• **Exercise goal**: Each line that follows should be printed again exactly as it stands.

--- START OF Stored records ---

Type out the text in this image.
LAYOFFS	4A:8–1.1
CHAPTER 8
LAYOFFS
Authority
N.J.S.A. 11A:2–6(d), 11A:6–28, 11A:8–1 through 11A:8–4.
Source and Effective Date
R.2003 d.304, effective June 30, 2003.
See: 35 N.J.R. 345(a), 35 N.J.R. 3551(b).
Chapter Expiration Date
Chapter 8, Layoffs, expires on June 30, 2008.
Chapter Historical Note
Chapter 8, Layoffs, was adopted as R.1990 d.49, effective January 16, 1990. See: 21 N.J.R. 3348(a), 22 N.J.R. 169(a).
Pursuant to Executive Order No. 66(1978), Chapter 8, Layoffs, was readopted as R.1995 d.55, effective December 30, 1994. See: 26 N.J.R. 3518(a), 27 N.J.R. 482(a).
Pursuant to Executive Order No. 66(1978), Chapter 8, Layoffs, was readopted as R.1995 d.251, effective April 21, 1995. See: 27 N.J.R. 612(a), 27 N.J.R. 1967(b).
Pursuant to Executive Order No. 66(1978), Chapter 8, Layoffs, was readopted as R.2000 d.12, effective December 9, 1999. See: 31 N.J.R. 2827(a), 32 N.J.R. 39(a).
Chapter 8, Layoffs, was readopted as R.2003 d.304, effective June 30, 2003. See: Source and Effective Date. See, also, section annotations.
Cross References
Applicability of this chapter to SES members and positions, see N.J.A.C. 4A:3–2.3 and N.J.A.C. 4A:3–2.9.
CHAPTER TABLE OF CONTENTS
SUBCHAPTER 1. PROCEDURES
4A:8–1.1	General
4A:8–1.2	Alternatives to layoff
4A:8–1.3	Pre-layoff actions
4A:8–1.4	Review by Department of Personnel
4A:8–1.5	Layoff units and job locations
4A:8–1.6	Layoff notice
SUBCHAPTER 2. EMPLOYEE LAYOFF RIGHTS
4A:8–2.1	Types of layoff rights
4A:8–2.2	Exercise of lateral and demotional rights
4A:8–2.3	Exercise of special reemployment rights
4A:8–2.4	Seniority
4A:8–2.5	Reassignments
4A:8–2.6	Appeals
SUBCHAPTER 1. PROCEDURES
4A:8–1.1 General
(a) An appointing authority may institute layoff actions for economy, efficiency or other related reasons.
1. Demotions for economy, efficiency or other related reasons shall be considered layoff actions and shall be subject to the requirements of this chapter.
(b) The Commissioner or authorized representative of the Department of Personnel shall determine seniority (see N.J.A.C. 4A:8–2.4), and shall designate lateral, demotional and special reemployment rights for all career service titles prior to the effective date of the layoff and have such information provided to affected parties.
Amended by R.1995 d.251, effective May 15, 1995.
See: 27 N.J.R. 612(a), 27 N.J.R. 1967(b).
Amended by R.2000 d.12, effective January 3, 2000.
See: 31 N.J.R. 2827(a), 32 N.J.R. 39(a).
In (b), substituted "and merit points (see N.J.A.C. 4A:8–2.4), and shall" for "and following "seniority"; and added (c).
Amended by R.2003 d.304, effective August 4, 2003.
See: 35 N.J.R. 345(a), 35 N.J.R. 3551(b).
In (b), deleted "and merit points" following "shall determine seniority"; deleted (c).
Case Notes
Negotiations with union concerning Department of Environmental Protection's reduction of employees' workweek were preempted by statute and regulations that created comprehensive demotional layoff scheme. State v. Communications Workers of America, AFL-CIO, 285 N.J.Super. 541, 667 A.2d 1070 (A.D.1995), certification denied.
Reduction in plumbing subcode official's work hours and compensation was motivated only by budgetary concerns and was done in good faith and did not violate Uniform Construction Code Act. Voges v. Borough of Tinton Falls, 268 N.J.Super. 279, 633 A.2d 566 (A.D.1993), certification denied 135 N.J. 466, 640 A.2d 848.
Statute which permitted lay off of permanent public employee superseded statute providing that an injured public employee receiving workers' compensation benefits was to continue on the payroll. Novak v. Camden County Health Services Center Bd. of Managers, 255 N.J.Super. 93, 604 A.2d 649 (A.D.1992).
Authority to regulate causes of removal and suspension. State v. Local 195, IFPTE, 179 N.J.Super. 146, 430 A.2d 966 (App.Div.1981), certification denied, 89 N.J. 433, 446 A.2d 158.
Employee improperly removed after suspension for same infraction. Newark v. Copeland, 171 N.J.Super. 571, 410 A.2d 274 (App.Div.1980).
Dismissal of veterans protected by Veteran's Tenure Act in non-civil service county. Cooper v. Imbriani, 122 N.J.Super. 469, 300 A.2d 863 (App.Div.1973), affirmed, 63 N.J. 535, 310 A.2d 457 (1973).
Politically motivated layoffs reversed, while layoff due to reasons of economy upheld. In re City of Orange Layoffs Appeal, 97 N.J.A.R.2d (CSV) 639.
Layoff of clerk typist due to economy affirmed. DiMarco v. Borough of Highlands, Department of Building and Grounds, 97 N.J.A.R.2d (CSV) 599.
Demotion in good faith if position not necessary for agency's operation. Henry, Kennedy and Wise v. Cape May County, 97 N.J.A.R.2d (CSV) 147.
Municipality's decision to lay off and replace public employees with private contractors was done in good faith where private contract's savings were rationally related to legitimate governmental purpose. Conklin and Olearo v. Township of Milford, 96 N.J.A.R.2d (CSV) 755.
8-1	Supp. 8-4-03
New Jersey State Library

--- END OF Stored records ---

• **Task response**:
Type out the text in this image.
LAYOFFS	4A:8–1.1
CHAPTER 8
LAYOFFS
Authority
N.J.S.A. 11A:2–6(d), 11A:6–28, 11A:8–1 through 11A:8–4.
Source and Effective Date
R.2003 d.304, effective June 30, 2003.
See: 35 N.J.R. 345(a), 35 N.J.R. 3551(b).
Chapter Expiration Date
Chapter 8, Layoffs, expires on June 30, 2008.
Chapter Historical Note
Chapter 8, Layoffs, was adopted as R.1990 d.49, effective January 16, 1990. See: 21 N.J.R. 3348(a), 22 N.J.R. 169(a).
Pursuant to Executive Order No. 66(1978), Chapter 8, Layoffs, was readopted as R.1995 d.55, effective December 30, 1994. See: 26 N.J.R. 3518(a), 27 N.J.R. 482(a).
Pursuant to Executive Order No. 66(1978), Chapter 8, Layoffs, was readopted as R.1995 d.251, effective April 21, 1995. See: 27 N.J.R. 612(a), 27 N.J.R. 1967(b).
Pursuant to Executive Order No. 66(1978), Chapter 8, Layoffs, was readopted as R.2000 d.12, effective December 9, 1999. See: 31 N.J.R. 2827(a), 32 N.J.R. 39(a).
Chapter 8, Layoffs, was readopted as R.2003 d.304, effective June 30, 2003. See: Source and Effective Date. See, also, section annotations.
Cross References
Applicability of this chapter to SES members and positions, see N.J.A.C. 4A:3–2.3 and N.J.A.C. 4A:3–2.9.
CHAPTER TABLE OF CONTENTS
SUBCHAPTER 1. PROCEDURES
4A:8–1.1	General
4A:8–1.2	Alternatives to layoff
4A:8–1.3	Pre-layoff actions
4A:8–1.4	Review by Department of Personnel
4A:8–1.5	Layoff units and job locations
4A:8–1.6	Layoff notice
SUBCHAPTER 2. EMPLOYEE LAYOFF RIGHTS
4A:8–2.1	Types of layoff rights
4A:8–2.2	Exercise of lateral and demotional rights
4A:8–2.3	Exercise of special reemployment rights
4A:8–2.4	Seniority
4A:8–2.5	Reassignments
4A:8–2.6	Appeals
SUBCHAPTER 1. PROCEDURES
4A:8–1.1 General
(a) An appointing authority may institute layoff actions for economy, efficiency or other related reasons.
1. Demotions for economy, efficiency or other related reasons shall be considered layoff actions and shall be subject to the requirements of this chapter.
(b) The Commissioner or authorized representative of the Department of Personnel shall determine seniority (see N.J.A.C. 4A:8–2.4), and shall designate lateral, demotional and special reemployment rights for all career service titles prior to the effective date of the layoff and have such information provided to affected parties.
Amended by R.1995 d.251, effective May 15, 1995.
See: 27 N.J.R. 612(a), 27 N.J.R. 1967(b).
Amended by R.2000 d.12, effective January 3, 2000.
See: 31 N.J.R. 2827(a), 32 N.J.R. 39(a).
In (b), substituted "and merit points (see N.J.A.C. 4A:8–2.4), and shall" for "and following "seniority"; and added (c).
Amended by R.2003 d.304, effective August 4, 2003.
See: 35 N.J.R. 345(a), 35 N.J.R. 3551(b).
In (b), deleted "and merit points" following "shall determine seniority"; deleted (c).
Case Notes
Negotiations with union concerning Department of Environmental Protection's reduction of employees' workweek were preempted by statute and regulations that created comprehensive demotional layoff scheme. State v. Communications Workers of America, AFL-CIO, 285 N.J.Super. 541, 667 A.2d 1070 (A.D.1995), certification denied.
Reduction in plumbing subcode official's work hours and compensation was motivated only by budgetary concerns and was done in good faith and did not violate Uniform Construction Code Act. Voges v. Borough of Tinton Falls, 268 N.J.Super. 279, 633 A.2d 566 (A.D.1993), certification denied 135 N.J. 466, 640 A.2d 848.
Statute which permitted lay off of permanent public employee superseded statute providing that an injured public employee receiving workers' compensation benefits was to continue on the payroll. Novak v. Camden County Health Services Center Bd. of Managers, 255 N.J.Super. 93, 604 A.2d 649 (A.D.1992).
Authority to regulate causes of removal and suspension. State v. Local 195, IFPTE, 179 N.J.Super. 146, 430 A.2d 966 (App.Div.1981), certification denied, 89 N.J. 433, 446 A.2d 158.
Employee improperly removed after suspension for same infraction. Newark v. Copeland, 171 N.J.Super. 571, 410 A.2d 274 (App.Div.1980).
Dismissal of veterans protected by Veteran's Tenure Act in non-civil service county. Cooper v. Imbriani, 122 N.J.Super. 469, 300 A.2d 863 (App.Div.1973), affirmed, 63 N.J. 535, 310 A.2d 457 (1973).
Politically motivated layoffs reversed, while layoff due to reasons of economy upheld. In re City of Orange Layoffs Appeal, 97 N.J.A.R.2d (CSV) 639.
Layoff of clerk typist due to economy affirmed. DiMarco v. Borough of Highlands, Department of Building and Grounds, 97 N.J.A.R.2d (CSV) 599.
Demotion in good faith if position not necessary for agency's operation. Henry, Kennedy and Wise v. Cape May County, 97 N.J.A.R.2d (CSV) 147.
Municipality's decision to lay off and replace public employees with private contractors was done in good faith where private contract's savings were rationally related to legitimate governmental purpose. Conklin and Olearo v. Township of Milford, 96 N.J.A.R.2d (CSV) 755.
8-1	Supp. 8-4-03
New Jersey State Library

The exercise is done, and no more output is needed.